* Data shown *
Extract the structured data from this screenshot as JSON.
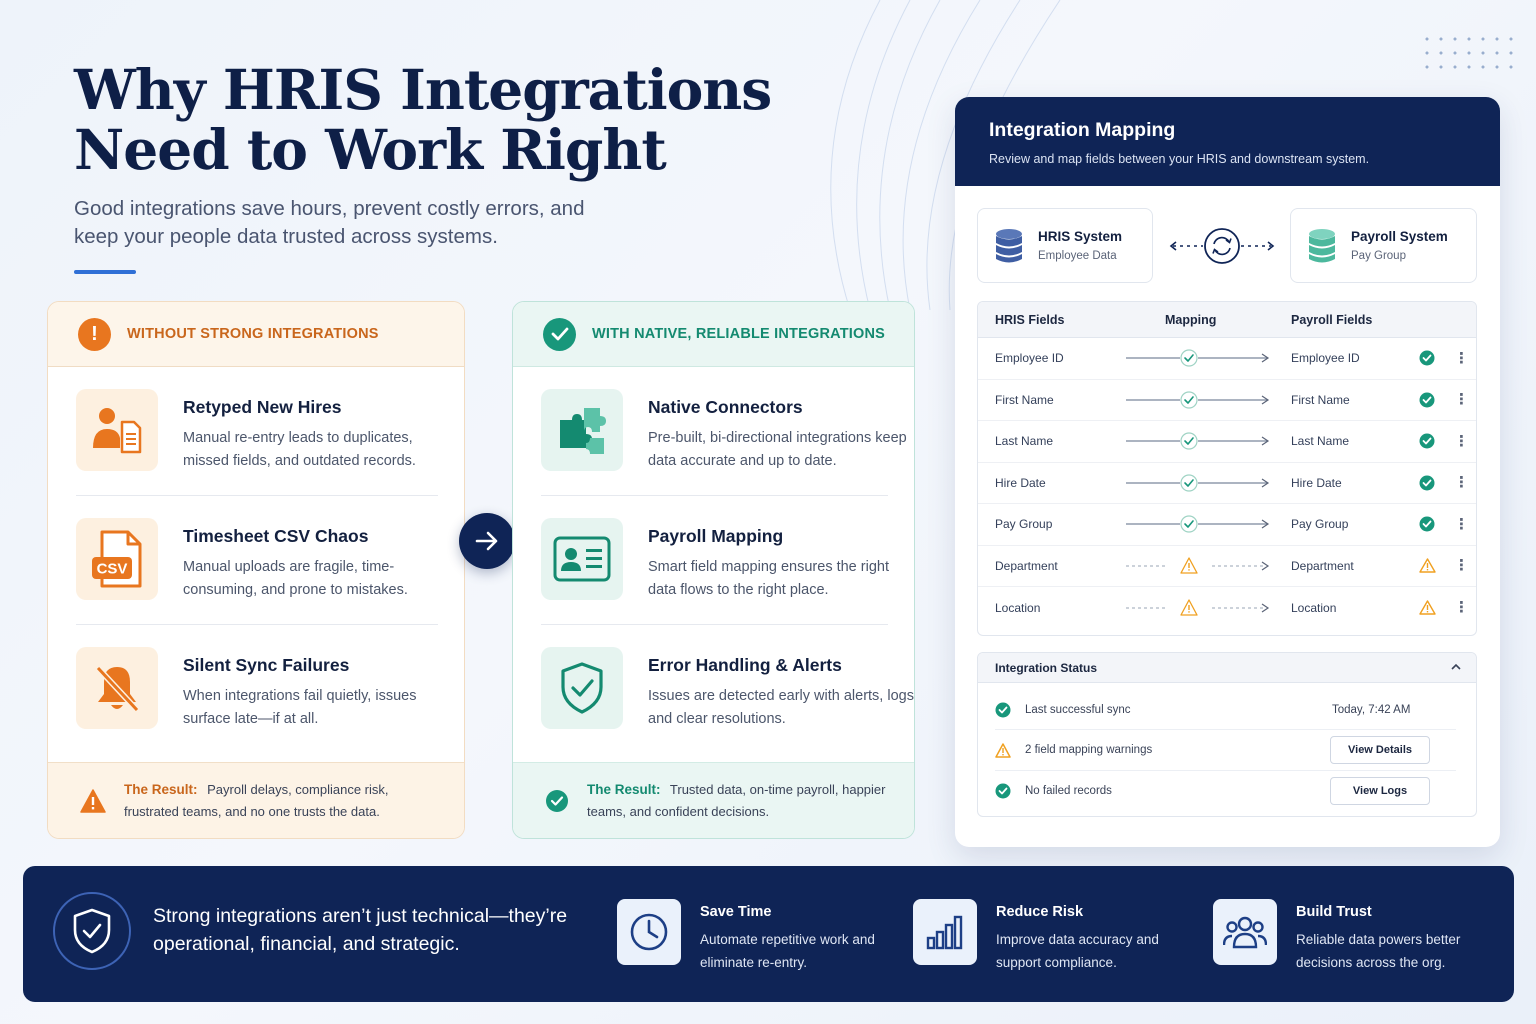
{
  "header": {
    "title": "Why HRIS Integrations Need to Work Right",
    "subtitle": "Good integrations save hours, prevent costly errors, and keep your people data trusted across systems."
  },
  "colors": {
    "navy": "#0f2456",
    "orange": "#e8761f",
    "teal": "#18977b",
    "accent_blue": "#2f6fd6"
  },
  "without": {
    "heading": "WITHOUT STRONG INTEGRATIONS",
    "icon": "exclamation-icon",
    "items": [
      {
        "title": "Retyped New Hires",
        "desc": "Manual re-entry leads to duplicates, missed fields, and outdated records.",
        "icon": "person-document-icon"
      },
      {
        "title": "Timesheet CSV Chaos",
        "desc": "Manual uploads are fragile, time-consuming, and prone to mistakes.",
        "icon": "csv-file-icon",
        "icon_text": "CSV"
      },
      {
        "title": "Silent Sync Failures",
        "desc": "When integrations fail quietly, issues surface late—if at all.",
        "icon": "muted-bell-icon"
      }
    ],
    "result_label": "The Result:",
    "result_text": "Payroll delays, compliance risk, frustrated teams, and no one trusts the data."
  },
  "with": {
    "heading": "WITH NATIVE, RELIABLE INTEGRATIONS",
    "icon": "check-circle-icon",
    "items": [
      {
        "title": "Native Connectors",
        "desc": "Pre-built, bi-directional integrations keep data accurate and up to date.",
        "icon": "puzzle-icon"
      },
      {
        "title": "Payroll Mapping",
        "desc": "Smart field mapping ensures the right data flows to the right place.",
        "icon": "id-card-icon"
      },
      {
        "title": "Error Handling & Alerts",
        "desc": "Issues are detected early with alerts, logs, and clear resolutions.",
        "icon": "shield-check-icon"
      }
    ],
    "result_label": "The Result:",
    "result_text": "Trusted data, on-time payroll, happier teams, and confident decisions."
  },
  "mapping": {
    "title": "Integration Mapping",
    "subtitle": "Review and map fields between your HRIS and downstream system.",
    "source": {
      "name": "HRIS System",
      "sub": "Employee Data"
    },
    "target": {
      "name": "Payroll System",
      "sub": "Pay Group"
    },
    "columns": [
      "HRIS Fields",
      "Mapping",
      "Payroll Fields"
    ],
    "rows": [
      {
        "from": "Employee ID",
        "to": "Employee ID",
        "status": "ok"
      },
      {
        "from": "First Name",
        "to": "First Name",
        "status": "ok"
      },
      {
        "from": "Last Name",
        "to": "Last Name",
        "status": "ok"
      },
      {
        "from": "Hire Date",
        "to": "Hire Date",
        "status": "ok"
      },
      {
        "from": "Pay Group",
        "to": "Pay Group",
        "status": "ok"
      },
      {
        "from": "Department",
        "to": "Department",
        "status": "warn"
      },
      {
        "from": "Location",
        "to": "Location",
        "status": "warn"
      }
    ],
    "status": {
      "title": "Integration Status",
      "last_sync_label": "Last successful sync",
      "last_sync_value": "Today, 7:42 AM",
      "warnings_label": "2 field mapping warnings",
      "warnings_button": "View Details",
      "failed_label": "No failed records",
      "failed_button": "View Logs"
    }
  },
  "banner": {
    "tagline": "Strong integrations aren’t just technical—they’re operational, financial, and strategic.",
    "benefits": [
      {
        "title": "Save Time",
        "desc": "Automate repetitive work and eliminate re-entry.",
        "icon": "clock-icon"
      },
      {
        "title": "Reduce Risk",
        "desc": "Improve data accuracy and support compliance.",
        "icon": "bar-chart-icon"
      },
      {
        "title": "Build Trust",
        "desc": "Reliable data powers better decisions across the org.",
        "icon": "people-icon"
      }
    ]
  }
}
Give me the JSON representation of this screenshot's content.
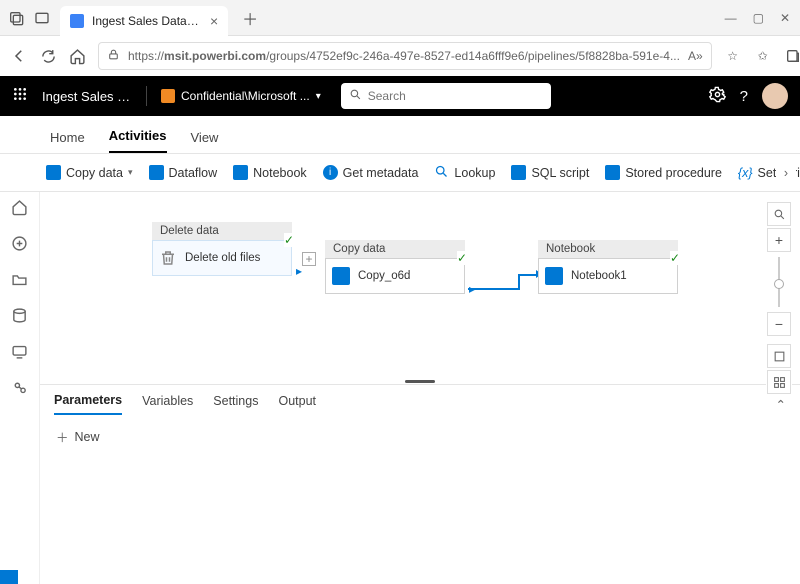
{
  "browser": {
    "tab_title": "Ingest Sales Data - Data enginee",
    "url_host": "msit.powerbi.com",
    "url_rest": "/groups/4752ef9c-246a-497e-8527-ed14a6fff9e6/pipelines/5f8828ba-591e-4...",
    "reader_label": "A»"
  },
  "appbar": {
    "title": "Ingest Sales D...",
    "sensitivity": "Confidential\\Microsoft ...",
    "search_placeholder": "Search"
  },
  "pagetabs": {
    "home": "Home",
    "activities": "Activities",
    "view": "View"
  },
  "toolbar": {
    "copy_data": "Copy data",
    "dataflow": "Dataflow",
    "notebook": "Notebook",
    "get_metadata": "Get metadata",
    "lookup": "Lookup",
    "sql_script": "SQL script",
    "stored_procedure": "Stored procedure",
    "set_variable": "Set variable",
    "if_cond": "If"
  },
  "nodes": {
    "delete": {
      "header": "Delete data",
      "label": "Delete old files"
    },
    "copy": {
      "header": "Copy data",
      "label": "Copy_o6d"
    },
    "notebook": {
      "header": "Notebook",
      "label": "Notebook1"
    }
  },
  "panel": {
    "parameters": "Parameters",
    "variables": "Variables",
    "settings": "Settings",
    "output": "Output",
    "new": "New"
  }
}
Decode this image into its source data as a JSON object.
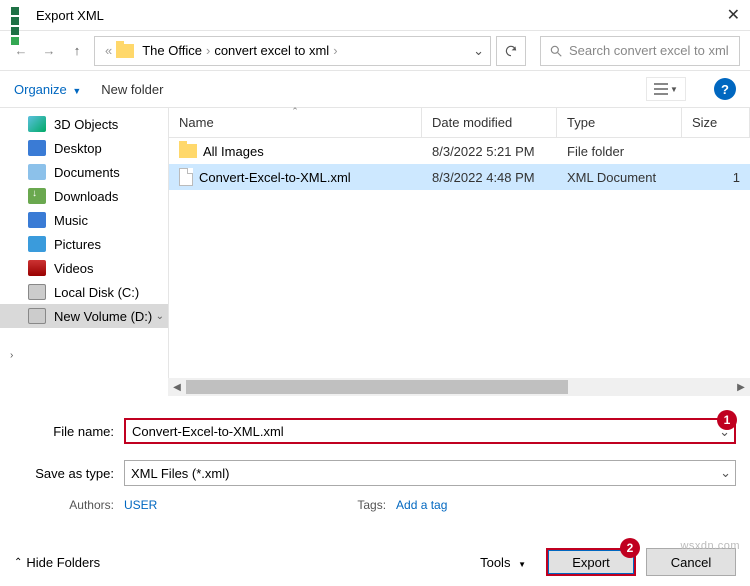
{
  "titlebar": {
    "title": "Export XML",
    "close": "✕"
  },
  "nav": {
    "back": "←",
    "fwd": "→",
    "up": "↑",
    "crumb1": "The Office",
    "crumb2": "convert excel to xml",
    "dropdown": "⌄",
    "refresh": "⟳",
    "search_placeholder": "Search convert excel to xml"
  },
  "toolbar": {
    "organize": "Organize",
    "newfolder": "New folder",
    "help": "?"
  },
  "sidebar": {
    "items": [
      {
        "label": "3D Objects"
      },
      {
        "label": "Desktop"
      },
      {
        "label": "Documents"
      },
      {
        "label": "Downloads"
      },
      {
        "label": "Music"
      },
      {
        "label": "Pictures"
      },
      {
        "label": "Videos"
      },
      {
        "label": "Local Disk (C:)"
      },
      {
        "label": "New Volume (D:)"
      }
    ]
  },
  "columns": {
    "name": "Name",
    "date": "Date modified",
    "type": "Type",
    "size": "Size"
  },
  "files": [
    {
      "name": "All Images",
      "date": "8/3/2022 5:21 PM",
      "type": "File folder",
      "size": ""
    },
    {
      "name": "Convert-Excel-to-XML.xml",
      "date": "8/3/2022 4:48 PM",
      "type": "XML Document",
      "size": "1"
    }
  ],
  "form": {
    "filename_label": "File name:",
    "filename_value": "Convert-Excel-to-XML.xml",
    "savetype_label": "Save as type:",
    "savetype_value": "XML Files (*.xml)",
    "authors_label": "Authors:",
    "authors_value": "USER",
    "tags_label": "Tags:",
    "tags_value": "Add a tag",
    "badge1": "1"
  },
  "footer": {
    "hide": "Hide Folders",
    "tools": "Tools",
    "export": "Export",
    "cancel": "Cancel",
    "badge2": "2"
  },
  "watermark": "wsxdn.com"
}
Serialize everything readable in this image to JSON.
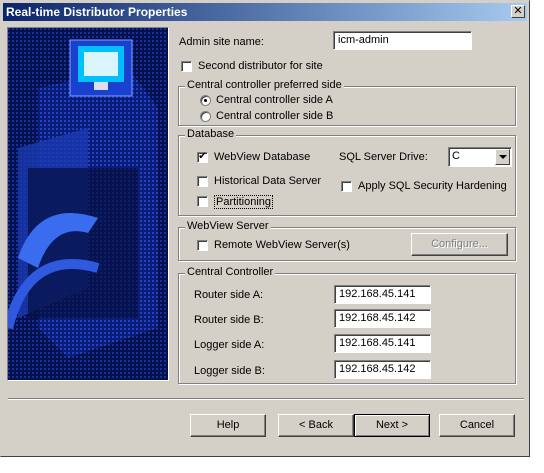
{
  "window": {
    "title": "Real-time Distributor Properties",
    "close_glyph": "✕"
  },
  "admin_site": {
    "label": "Admin site name:",
    "value": "icm-admin"
  },
  "second_distributor": {
    "label": "Second distributor for site",
    "checked": false
  },
  "preferred_side": {
    "title": "Central controller preferred side",
    "options": [
      {
        "label": "Central controller side A",
        "selected": true
      },
      {
        "label": "Central controller side B",
        "selected": false
      }
    ]
  },
  "database": {
    "title": "Database",
    "webview_db": {
      "label": "WebView Database",
      "checked": true
    },
    "historical": {
      "label": "Historical Data Server",
      "checked": false
    },
    "partitioning": {
      "label": "Partitioning",
      "checked": false
    },
    "sql_drive": {
      "label": "SQL Server Drive:",
      "value": "C"
    },
    "sql_hardening": {
      "label": "Apply SQL Security Hardening",
      "checked": false
    }
  },
  "webview_server": {
    "title": "WebView Server",
    "remote": {
      "label": "Remote WebView Server(s)",
      "checked": false
    },
    "configure_label": "Configure..."
  },
  "central_controller": {
    "title": "Central Controller",
    "router_a": {
      "label": "Router side A:",
      "value": "192.168.45.141"
    },
    "router_b": {
      "label": "Router side B:",
      "value": "192.168.45.142"
    },
    "logger_a": {
      "label": "Logger side A:",
      "value": "192.168.45.141"
    },
    "logger_b": {
      "label": "Logger side B:",
      "value": "192.168.45.142"
    }
  },
  "buttons": {
    "help": "Help",
    "back": "< Back",
    "next": "Next >",
    "cancel": "Cancel"
  },
  "figure_id": "228095",
  "colors": {
    "title_start": "#0a246a",
    "title_end": "#a6caf0",
    "face": "#d4d0c8",
    "art_bg": "#000f5a"
  },
  "icons": {
    "art": "computer-network-illustration",
    "check": "✔"
  }
}
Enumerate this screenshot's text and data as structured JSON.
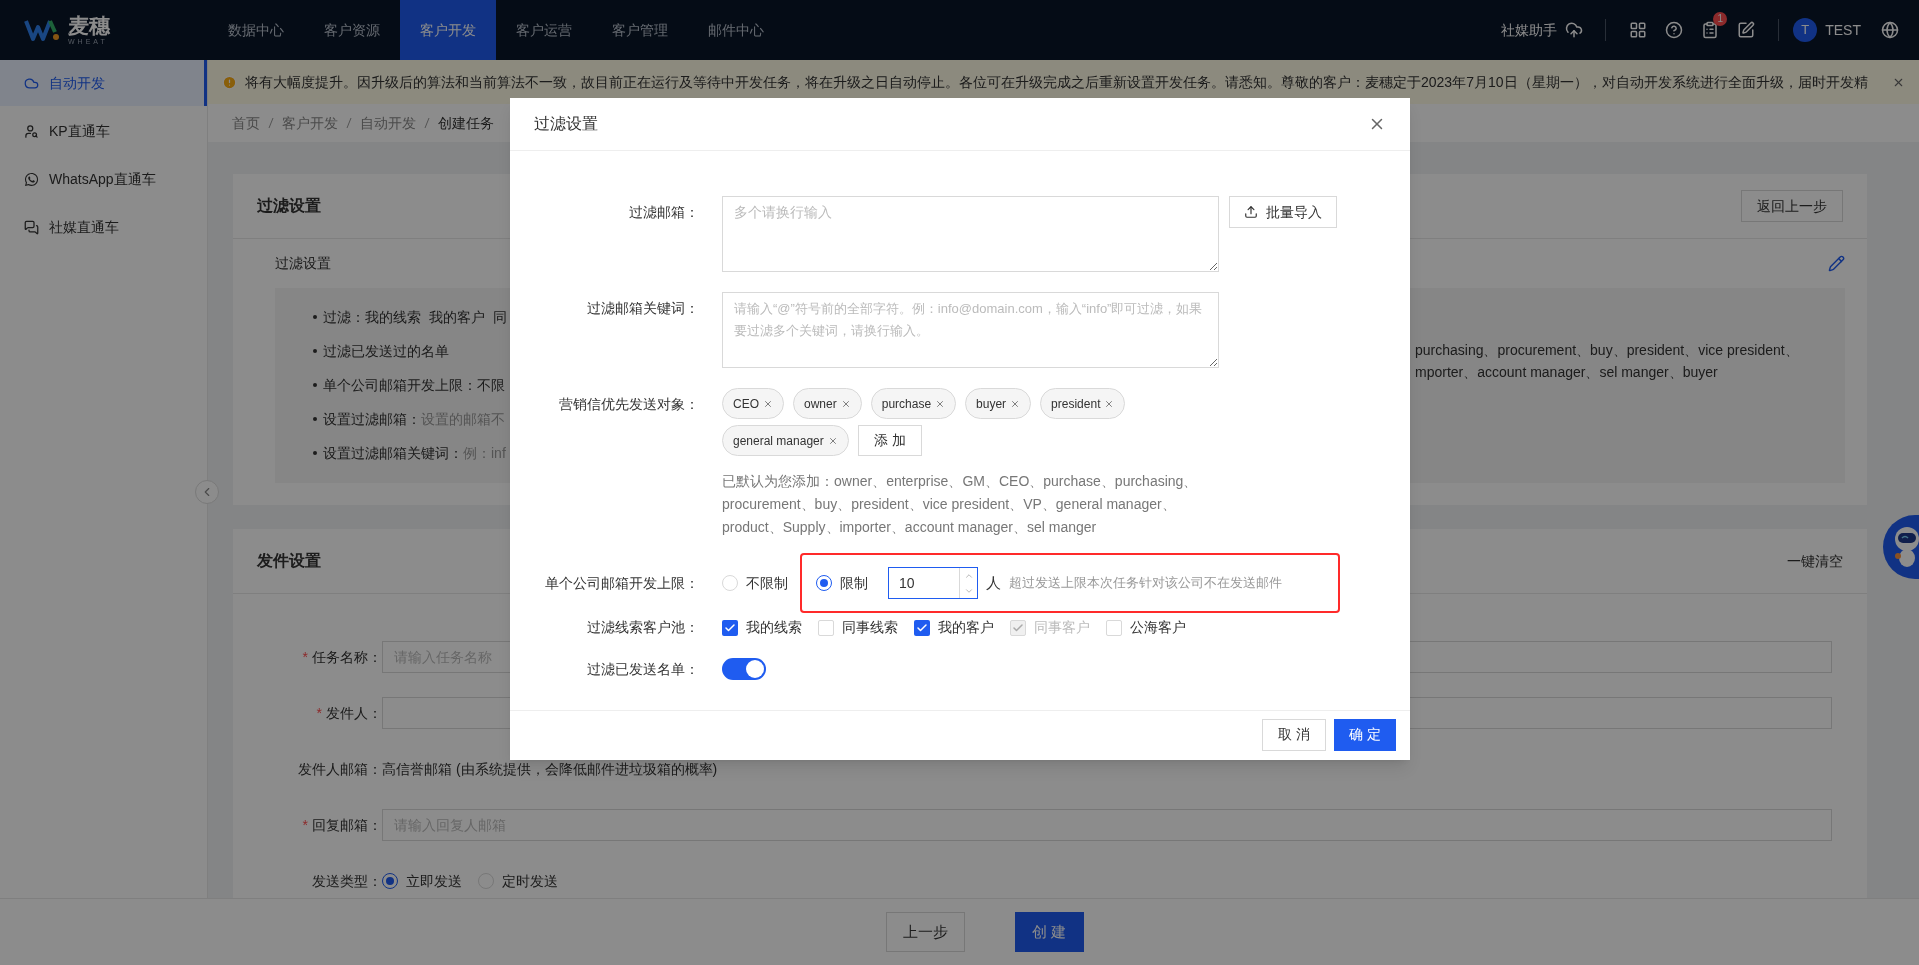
{
  "top_nav": {
    "logo": {
      "name": "麦穗",
      "subtitle": "WHEAT"
    },
    "items": [
      {
        "label": "数据中心",
        "selected": false
      },
      {
        "label": "客户资源",
        "selected": false
      },
      {
        "label": "客户开发",
        "selected": true
      },
      {
        "label": "客户运营",
        "selected": false
      },
      {
        "label": "客户管理",
        "selected": false
      },
      {
        "label": "邮件中心",
        "selected": false
      }
    ],
    "social_helper": "社媒助手",
    "notification_badge": "1",
    "user": {
      "avatar": "T",
      "name": "TEST"
    }
  },
  "sidebar": {
    "items": [
      {
        "label": "自动开发",
        "selected": true
      },
      {
        "label": "KP直通车",
        "selected": false
      },
      {
        "label": "WhatsApp直通车",
        "selected": false
      },
      {
        "label": "社媒直通车",
        "selected": false
      }
    ]
  },
  "alert": {
    "text": "将有大幅度提升。因升级后的算法和当前算法不一致，故目前正在运行及等待中开发任务，将在升级之日自动停止。各位可在升级完成之后重新设置开发任务。请悉知。尊敬的客户：麦穗定于2023年7月10日（星期一），对自动开发系统进行全面升级，届时开发精"
  },
  "breadcrumb": [
    "首页",
    "客户开发",
    "自动开发",
    "创建任务"
  ],
  "filter_card": {
    "title": "过滤设置",
    "back_button": "返回上一步",
    "section_label": "过滤设置",
    "summary": [
      {
        "label": "过滤：",
        "value": "我的线索  我的客户  同",
        "value_muted": false
      },
      {
        "label": "过滤已发送过的名单"
      },
      {
        "label": "单个公司邮箱开发上限：",
        "value": "不限",
        "value_muted": false
      },
      {
        "label": "设置过滤邮箱：",
        "value": "设置的邮箱不",
        "value_muted": true
      },
      {
        "label": "设置过滤邮箱关键词：",
        "value": "例：inf",
        "value_muted": true
      }
    ],
    "summary_overflow": [
      "purchasing、procurement、buy、president、vice president、",
      "mporter、account manager、sel manger、buyer"
    ]
  },
  "send_card": {
    "title": "发件设置",
    "clear_link": "一键清空",
    "fields": [
      {
        "kind": "input",
        "required_mark": "*",
        "label": "任务名称：",
        "placeholder": "请输入任务名称"
      },
      {
        "kind": "input",
        "required_mark": "*",
        "label": "发件人："
      },
      {
        "kind": "text",
        "label": "发件人邮箱：",
        "value": "高信誉邮箱 (由系统提供，会降低邮件进垃圾箱的概率)"
      },
      {
        "kind": "input",
        "required_mark": "*",
        "label": "回复邮箱：",
        "placeholder": "请输入回复人邮箱"
      },
      {
        "kind": "radio",
        "label": "发送类型：",
        "options": [
          {
            "label": "立即发送",
            "selected": true
          },
          {
            "label": "定时发送",
            "selected": false
          }
        ]
      }
    ]
  },
  "bottom_bar": {
    "buttons": [
      {
        "kind": "default",
        "label": "上一步"
      },
      {
        "kind": "primary",
        "label": "创 建"
      }
    ]
  },
  "modal": {
    "title": "过滤设置",
    "filter_emails": {
      "label": "过滤邮箱：",
      "placeholder": "多个请换行输入",
      "import_button": "批量导入"
    },
    "keywords": {
      "label": "过滤邮箱关键词：",
      "placeholder": "请输入“@”符号前的全部字符。例：info@domain.com，输入“info”即可过滤，如果要过滤多个关键词，请换行输入。"
    },
    "priority_targets": {
      "label": "营销信优先发送对象：",
      "tags": [
        "CEO",
        "owner",
        "purchase",
        "buyer",
        "president",
        "general manager"
      ],
      "add_button": "添 加",
      "hint": "已默认为您添加：owner、enterprise、GM、CEO、purchase、purchasing、procurement、buy、president、vice president、VP、general manager、product、Supply、importer、account manager、sel manger"
    },
    "limit": {
      "label": "单个公司邮箱开发上限：",
      "highlighted": true,
      "options": [
        {
          "label": "不限制",
          "selected": false
        },
        {
          "label": "限制",
          "selected": true
        }
      ],
      "value": "10",
      "unit": "人",
      "note": "超过发送上限本次任务针对该公司不在发送邮件"
    },
    "pools": {
      "label": "过滤线索客户池：",
      "options": [
        {
          "label": "我的线索",
          "checked": true,
          "disabled": false
        },
        {
          "label": "同事线索",
          "checked": false,
          "disabled": false
        },
        {
          "label": "我的客户",
          "checked": true,
          "disabled": false
        },
        {
          "label": "同事客户",
          "checked": true,
          "disabled": true
        },
        {
          "label": "公海客户",
          "checked": false,
          "disabled": false
        }
      ]
    },
    "filter_sent": {
      "label": "过滤已发送名单：",
      "on": true
    },
    "footer": {
      "cancel": "取 消",
      "confirm": "确 定"
    }
  }
}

* What to produce *
Search the data for "Manual". Copy every matching line.

* Correct response *
        "desc": "Manual re-entry leads to duplicates, missed fields, and outdated records.",
        "desc": "Manual uploads are fragile, time-consuming, and prone to mistakes.",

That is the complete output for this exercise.